## begin

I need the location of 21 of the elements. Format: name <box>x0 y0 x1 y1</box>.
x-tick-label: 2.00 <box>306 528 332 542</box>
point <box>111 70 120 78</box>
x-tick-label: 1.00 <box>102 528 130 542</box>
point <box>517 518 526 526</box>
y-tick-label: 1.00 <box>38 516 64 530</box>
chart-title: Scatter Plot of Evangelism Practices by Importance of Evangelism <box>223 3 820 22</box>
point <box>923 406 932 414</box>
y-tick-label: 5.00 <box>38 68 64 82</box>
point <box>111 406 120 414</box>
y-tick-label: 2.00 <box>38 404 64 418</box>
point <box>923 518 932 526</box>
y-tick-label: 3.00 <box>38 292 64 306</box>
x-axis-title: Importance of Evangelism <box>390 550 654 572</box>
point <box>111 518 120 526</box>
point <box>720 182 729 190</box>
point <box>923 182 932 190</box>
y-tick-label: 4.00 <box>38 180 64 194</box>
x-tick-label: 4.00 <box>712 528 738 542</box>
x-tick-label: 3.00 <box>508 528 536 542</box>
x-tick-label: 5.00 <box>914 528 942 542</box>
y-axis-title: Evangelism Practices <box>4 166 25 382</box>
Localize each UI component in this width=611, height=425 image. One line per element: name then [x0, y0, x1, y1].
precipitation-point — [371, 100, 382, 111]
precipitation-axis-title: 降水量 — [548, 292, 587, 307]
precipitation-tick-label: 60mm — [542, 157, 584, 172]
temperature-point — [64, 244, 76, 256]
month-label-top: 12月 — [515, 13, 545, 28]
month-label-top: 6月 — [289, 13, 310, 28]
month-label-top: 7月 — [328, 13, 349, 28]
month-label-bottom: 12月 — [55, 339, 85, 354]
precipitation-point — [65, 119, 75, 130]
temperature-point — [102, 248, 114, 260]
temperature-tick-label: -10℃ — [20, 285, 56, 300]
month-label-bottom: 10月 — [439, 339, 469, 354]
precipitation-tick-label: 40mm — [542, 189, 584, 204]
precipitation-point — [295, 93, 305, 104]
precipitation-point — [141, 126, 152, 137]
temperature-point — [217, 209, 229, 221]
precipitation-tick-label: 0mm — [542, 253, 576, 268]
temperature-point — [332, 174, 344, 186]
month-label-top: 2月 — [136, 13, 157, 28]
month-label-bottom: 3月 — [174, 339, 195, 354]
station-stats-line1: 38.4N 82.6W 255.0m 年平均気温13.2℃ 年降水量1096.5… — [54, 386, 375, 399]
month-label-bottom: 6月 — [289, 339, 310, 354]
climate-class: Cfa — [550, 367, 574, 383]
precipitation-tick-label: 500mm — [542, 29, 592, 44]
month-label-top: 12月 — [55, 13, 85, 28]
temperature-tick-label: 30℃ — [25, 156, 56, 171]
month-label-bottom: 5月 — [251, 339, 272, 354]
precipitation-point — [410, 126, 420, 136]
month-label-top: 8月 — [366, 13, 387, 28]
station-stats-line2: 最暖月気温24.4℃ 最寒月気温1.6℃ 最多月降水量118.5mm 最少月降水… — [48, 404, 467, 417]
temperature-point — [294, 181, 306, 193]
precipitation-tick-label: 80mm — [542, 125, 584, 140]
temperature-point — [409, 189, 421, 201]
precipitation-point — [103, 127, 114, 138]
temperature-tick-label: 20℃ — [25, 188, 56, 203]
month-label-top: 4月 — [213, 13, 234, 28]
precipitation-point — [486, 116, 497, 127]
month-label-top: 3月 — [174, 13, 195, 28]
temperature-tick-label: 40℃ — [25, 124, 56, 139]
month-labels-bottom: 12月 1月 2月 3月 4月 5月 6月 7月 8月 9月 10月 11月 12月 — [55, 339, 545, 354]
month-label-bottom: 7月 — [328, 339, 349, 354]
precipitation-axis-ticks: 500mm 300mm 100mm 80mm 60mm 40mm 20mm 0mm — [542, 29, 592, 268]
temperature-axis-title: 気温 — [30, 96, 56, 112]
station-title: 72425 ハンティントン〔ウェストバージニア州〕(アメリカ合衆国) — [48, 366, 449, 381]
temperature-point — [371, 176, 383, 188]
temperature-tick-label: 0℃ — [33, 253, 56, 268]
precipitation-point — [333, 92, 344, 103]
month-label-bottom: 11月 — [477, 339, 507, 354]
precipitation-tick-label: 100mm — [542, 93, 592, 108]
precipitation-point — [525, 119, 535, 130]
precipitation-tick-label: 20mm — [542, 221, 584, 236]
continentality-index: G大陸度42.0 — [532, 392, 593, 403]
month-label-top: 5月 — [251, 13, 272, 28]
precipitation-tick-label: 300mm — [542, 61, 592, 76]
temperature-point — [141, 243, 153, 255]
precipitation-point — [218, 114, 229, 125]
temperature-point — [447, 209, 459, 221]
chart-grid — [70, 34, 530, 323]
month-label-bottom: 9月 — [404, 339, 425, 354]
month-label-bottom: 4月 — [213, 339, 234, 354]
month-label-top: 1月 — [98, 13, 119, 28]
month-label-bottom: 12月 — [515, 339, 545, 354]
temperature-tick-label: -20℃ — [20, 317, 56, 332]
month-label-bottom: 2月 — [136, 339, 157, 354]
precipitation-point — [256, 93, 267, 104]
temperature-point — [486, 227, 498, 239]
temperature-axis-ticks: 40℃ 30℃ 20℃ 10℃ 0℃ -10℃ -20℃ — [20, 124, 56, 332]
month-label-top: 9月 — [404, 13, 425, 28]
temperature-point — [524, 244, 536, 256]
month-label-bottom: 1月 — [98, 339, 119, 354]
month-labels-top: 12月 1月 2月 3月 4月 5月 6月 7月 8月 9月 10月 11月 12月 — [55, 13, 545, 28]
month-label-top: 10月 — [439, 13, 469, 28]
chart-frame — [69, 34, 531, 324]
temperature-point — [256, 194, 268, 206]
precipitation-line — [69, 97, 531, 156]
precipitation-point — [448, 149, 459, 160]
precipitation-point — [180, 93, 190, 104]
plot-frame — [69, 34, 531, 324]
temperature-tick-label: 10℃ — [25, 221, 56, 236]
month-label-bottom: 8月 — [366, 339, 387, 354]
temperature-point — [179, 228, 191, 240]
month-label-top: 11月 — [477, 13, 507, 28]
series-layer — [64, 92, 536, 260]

## end

Rewrite all the items above, changing each "precipitation-point" to "rainfall-point" and leaving every other part as it is.

I need the location of 21 of the elements. Format: name <box>x0 y0 x1 y1</box>.
x-tick-label: 2.00 <box>306 528 332 542</box>
point <box>111 70 120 78</box>
x-tick-label: 1.00 <box>102 528 130 542</box>
point <box>517 518 526 526</box>
y-tick-label: 1.00 <box>38 516 64 530</box>
chart-title: Scatter Plot of Evangelism Practices by Importance of Evangelism <box>223 3 820 22</box>
point <box>923 406 932 414</box>
y-tick-label: 5.00 <box>38 68 64 82</box>
point <box>111 406 120 414</box>
y-tick-label: 2.00 <box>38 404 64 418</box>
point <box>923 518 932 526</box>
y-tick-label: 3.00 <box>38 292 64 306</box>
x-axis-title: Importance of Evangelism <box>390 550 654 572</box>
point <box>111 518 120 526</box>
point <box>720 182 729 190</box>
point <box>923 182 932 190</box>
y-tick-label: 4.00 <box>38 180 64 194</box>
x-tick-label: 4.00 <box>712 528 738 542</box>
x-tick-label: 3.00 <box>508 528 536 542</box>
x-tick-label: 5.00 <box>914 528 942 542</box>
y-axis-title: Evangelism Practices <box>4 166 25 382</box>
Localize each UI component in this width=611, height=425 image. One line per element: name then [x0, y0, x1, y1].
rainfall-point — [371, 100, 382, 111]
precipitation-axis-title: 降水量 — [548, 292, 587, 307]
precipitation-tick-label: 60mm — [542, 157, 584, 172]
temperature-point — [64, 244, 76, 256]
month-label-top: 12月 — [515, 13, 545, 28]
month-label-top: 6月 — [289, 13, 310, 28]
month-label-top: 7月 — [328, 13, 349, 28]
month-label-bottom: 12月 — [55, 339, 85, 354]
rainfall-point — [65, 119, 75, 130]
temperature-point — [102, 248, 114, 260]
temperature-tick-label: -10℃ — [20, 285, 56, 300]
month-label-bottom: 10月 — [439, 339, 469, 354]
precipitation-tick-label: 40mm — [542, 189, 584, 204]
rainfall-point — [295, 93, 305, 104]
rainfall-point — [141, 126, 152, 137]
temperature-point — [217, 209, 229, 221]
precipitation-tick-label: 0mm — [542, 253, 576, 268]
temperature-point — [332, 174, 344, 186]
month-label-top: 2月 — [136, 13, 157, 28]
month-label-bottom: 3月 — [174, 339, 195, 354]
station-stats-line1: 38.4N 82.6W 255.0m 年平均気温13.2℃ 年降水量1096.5… — [54, 386, 375, 399]
month-label-bottom: 6月 — [289, 339, 310, 354]
climate-class: Cfa — [550, 367, 574, 383]
precipitation-tick-label: 500mm — [542, 29, 592, 44]
month-label-top: 12月 — [55, 13, 85, 28]
temperature-tick-label: 30℃ — [25, 156, 56, 171]
month-label-bottom: 5月 — [251, 339, 272, 354]
rainfall-point — [410, 126, 420, 136]
month-label-top: 8月 — [366, 13, 387, 28]
station-stats-line2: 最暖月気温24.4℃ 最寒月気温1.6℃ 最多月降水量118.5mm 最少月降水… — [48, 404, 467, 417]
temperature-point — [294, 181, 306, 193]
precipitation-tick-label: 80mm — [542, 125, 584, 140]
temperature-point — [409, 189, 421, 201]
rainfall-point — [103, 127, 114, 138]
temperature-tick-label: 20℃ — [25, 188, 56, 203]
month-label-top: 4月 — [213, 13, 234, 28]
rainfall-point — [486, 116, 497, 127]
month-label-top: 3月 — [174, 13, 195, 28]
temperature-tick-label: 40℃ — [25, 124, 56, 139]
month-labels-bottom: 12月 1月 2月 3月 4月 5月 6月 7月 8月 9月 10月 11月 12月 — [55, 339, 545, 354]
month-label-bottom: 7月 — [328, 339, 349, 354]
precipitation-axis-ticks: 500mm 300mm 100mm 80mm 60mm 40mm 20mm 0mm — [542, 29, 592, 268]
temperature-axis-title: 気温 — [30, 96, 56, 112]
station-title: 72425 ハンティントン〔ウェストバージニア州〕(アメリカ合衆国) — [48, 366, 449, 381]
temperature-point — [371, 176, 383, 188]
temperature-tick-label: 0℃ — [33, 253, 56, 268]
rainfall-point — [333, 92, 344, 103]
month-label-bottom: 11月 — [477, 339, 507, 354]
precipitation-tick-label: 100mm — [542, 93, 592, 108]
rainfall-point — [525, 119, 535, 130]
precipitation-tick-label: 20mm — [542, 221, 584, 236]
continentality-index: G大陸度42.0 — [532, 392, 593, 403]
month-label-top: 5月 — [251, 13, 272, 28]
precipitation-tick-label: 300mm — [542, 61, 592, 76]
temperature-point — [141, 243, 153, 255]
rainfall-point — [218, 114, 229, 125]
temperature-point — [447, 209, 459, 221]
chart-grid — [70, 34, 530, 323]
month-label-bottom: 9月 — [404, 339, 425, 354]
month-label-bottom: 4月 — [213, 339, 234, 354]
month-label-top: 1月 — [98, 13, 119, 28]
month-label-bottom: 12月 — [515, 339, 545, 354]
temperature-tick-label: -20℃ — [20, 317, 56, 332]
month-label-bottom: 2月 — [136, 339, 157, 354]
rainfall-point — [256, 93, 267, 104]
temperature-point — [486, 227, 498, 239]
temperature-axis-ticks: 40℃ 30℃ 20℃ 10℃ 0℃ -10℃ -20℃ — [20, 124, 56, 332]
month-label-top: 9月 — [404, 13, 425, 28]
temperature-point — [524, 244, 536, 256]
month-label-bottom: 1月 — [98, 339, 119, 354]
month-labels-top: 12月 1月 2月 3月 4月 5月 6月 7月 8月 9月 10月 11月 12月 — [55, 13, 545, 28]
month-label-top: 10月 — [439, 13, 469, 28]
chart-frame — [69, 34, 531, 324]
temperature-point — [256, 194, 268, 206]
precipitation-line — [69, 97, 531, 156]
rainfall-point — [448, 149, 459, 160]
rainfall-point — [180, 93, 190, 104]
plot-frame — [69, 34, 531, 324]
temperature-tick-label: 10℃ — [25, 221, 56, 236]
month-label-bottom: 8月 — [366, 339, 387, 354]
temperature-point — [179, 228, 191, 240]
month-label-top: 11月 — [477, 13, 507, 28]
series-layer — [64, 92, 536, 260]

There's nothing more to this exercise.